** Records for this task **
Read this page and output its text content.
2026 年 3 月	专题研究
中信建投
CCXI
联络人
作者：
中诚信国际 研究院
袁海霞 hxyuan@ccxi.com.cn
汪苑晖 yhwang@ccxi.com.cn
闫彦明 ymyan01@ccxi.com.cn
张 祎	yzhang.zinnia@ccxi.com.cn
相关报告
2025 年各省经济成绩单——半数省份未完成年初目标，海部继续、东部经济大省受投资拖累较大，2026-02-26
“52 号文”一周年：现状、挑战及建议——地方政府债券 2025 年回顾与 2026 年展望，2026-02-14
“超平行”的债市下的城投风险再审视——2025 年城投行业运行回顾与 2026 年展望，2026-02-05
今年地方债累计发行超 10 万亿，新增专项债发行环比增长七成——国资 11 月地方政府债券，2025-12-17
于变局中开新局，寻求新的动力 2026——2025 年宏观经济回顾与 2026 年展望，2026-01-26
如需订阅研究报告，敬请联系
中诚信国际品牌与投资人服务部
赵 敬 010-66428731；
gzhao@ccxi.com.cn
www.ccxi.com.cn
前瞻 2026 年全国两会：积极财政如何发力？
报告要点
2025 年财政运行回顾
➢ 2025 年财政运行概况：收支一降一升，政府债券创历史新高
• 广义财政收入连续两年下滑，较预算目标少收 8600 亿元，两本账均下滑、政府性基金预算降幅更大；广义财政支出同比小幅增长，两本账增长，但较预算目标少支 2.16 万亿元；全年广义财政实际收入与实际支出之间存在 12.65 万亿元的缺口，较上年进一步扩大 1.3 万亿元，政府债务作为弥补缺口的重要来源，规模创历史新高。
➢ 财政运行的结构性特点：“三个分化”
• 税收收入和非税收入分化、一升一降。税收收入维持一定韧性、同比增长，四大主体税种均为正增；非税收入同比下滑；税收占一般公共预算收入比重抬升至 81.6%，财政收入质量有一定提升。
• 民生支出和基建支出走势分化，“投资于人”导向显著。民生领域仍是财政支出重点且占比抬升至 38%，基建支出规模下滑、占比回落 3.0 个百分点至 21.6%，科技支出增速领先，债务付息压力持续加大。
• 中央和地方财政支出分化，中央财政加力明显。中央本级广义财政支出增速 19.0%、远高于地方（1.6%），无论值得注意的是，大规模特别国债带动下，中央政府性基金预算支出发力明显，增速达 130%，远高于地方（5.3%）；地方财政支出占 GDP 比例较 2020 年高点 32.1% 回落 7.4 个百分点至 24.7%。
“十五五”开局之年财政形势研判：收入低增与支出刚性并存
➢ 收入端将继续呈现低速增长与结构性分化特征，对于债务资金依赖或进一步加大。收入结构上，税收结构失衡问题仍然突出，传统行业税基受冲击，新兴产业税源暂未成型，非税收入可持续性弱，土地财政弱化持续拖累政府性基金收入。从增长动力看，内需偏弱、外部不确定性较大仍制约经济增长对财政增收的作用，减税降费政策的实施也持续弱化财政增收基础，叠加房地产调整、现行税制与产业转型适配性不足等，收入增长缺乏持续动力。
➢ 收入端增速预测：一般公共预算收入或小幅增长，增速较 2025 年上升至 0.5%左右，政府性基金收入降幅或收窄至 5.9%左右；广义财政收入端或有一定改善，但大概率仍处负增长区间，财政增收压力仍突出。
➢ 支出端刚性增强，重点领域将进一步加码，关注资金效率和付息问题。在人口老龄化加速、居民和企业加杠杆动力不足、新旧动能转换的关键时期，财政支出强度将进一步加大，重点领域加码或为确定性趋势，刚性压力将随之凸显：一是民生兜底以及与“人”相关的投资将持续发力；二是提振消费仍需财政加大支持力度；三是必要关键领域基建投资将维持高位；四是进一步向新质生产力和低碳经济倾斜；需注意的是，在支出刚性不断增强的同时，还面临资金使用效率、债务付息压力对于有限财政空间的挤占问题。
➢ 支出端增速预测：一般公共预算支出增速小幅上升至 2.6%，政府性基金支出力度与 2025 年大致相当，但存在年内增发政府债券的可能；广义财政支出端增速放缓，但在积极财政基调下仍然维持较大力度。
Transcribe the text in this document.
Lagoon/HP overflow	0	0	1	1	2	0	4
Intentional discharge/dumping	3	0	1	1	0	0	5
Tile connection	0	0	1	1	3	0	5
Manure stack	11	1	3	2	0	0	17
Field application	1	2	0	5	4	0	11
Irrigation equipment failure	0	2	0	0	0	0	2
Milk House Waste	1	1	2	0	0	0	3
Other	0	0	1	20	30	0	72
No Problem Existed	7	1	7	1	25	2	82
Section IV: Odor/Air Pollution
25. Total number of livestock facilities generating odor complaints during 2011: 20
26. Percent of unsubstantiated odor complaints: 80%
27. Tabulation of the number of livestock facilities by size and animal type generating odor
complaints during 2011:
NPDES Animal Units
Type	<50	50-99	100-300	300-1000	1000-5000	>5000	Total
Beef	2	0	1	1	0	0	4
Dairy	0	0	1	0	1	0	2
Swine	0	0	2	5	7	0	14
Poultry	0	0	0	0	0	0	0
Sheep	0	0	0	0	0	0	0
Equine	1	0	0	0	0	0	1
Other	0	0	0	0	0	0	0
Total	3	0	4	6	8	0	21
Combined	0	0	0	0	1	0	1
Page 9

** Problem description **
Only the lines from the one containing "Transcribe the text in this document." through the end of the entries above belong in the answer; repeat them exactly.

** Full solution **
Transcribe the text in this document.
Lagoon/HP overflow	0	0	1	1	2	0	4
Intentional discharge/dumping	3	0	1	1	0	0	5
Tile connection	0	0	1	1	3	0	5
Manure stack	11	1	3	2	0	0	17
Field application	1	2	0	5	4	0	11
Irrigation equipment failure	0	2	0	0	0	0	2
Milk House Waste	1	1	2	0	0	0	3
Other	0	0	1	20	30	0	72
No Problem Existed	7	1	7	1	25	2	82
Section IV: Odor/Air Pollution
25. Total number of livestock facilities generating odor complaints during 2011: 20
26. Percent of unsubstantiated odor complaints: 80%
27. Tabulation of the number of livestock facilities by size and animal type generating odor
complaints during 2011:
NPDES Animal Units
Type	<50	50-99	100-300	300-1000	1000-5000	>5000	Total
Beef	2	0	1	1	0	0	4
Dairy	0	0	1	0	1	0	2
Swine	0	0	2	5	7	0	14
Poultry	0	0	0	0	0	0	0
Sheep	0	0	0	0	0	0	0
Equine	1	0	0	0	0	0	1
Other	0	0	0	0	0	0	0
Total	3	0	4	6	8	0	21
Combined	0	0	0	0	1	0	1
Page 9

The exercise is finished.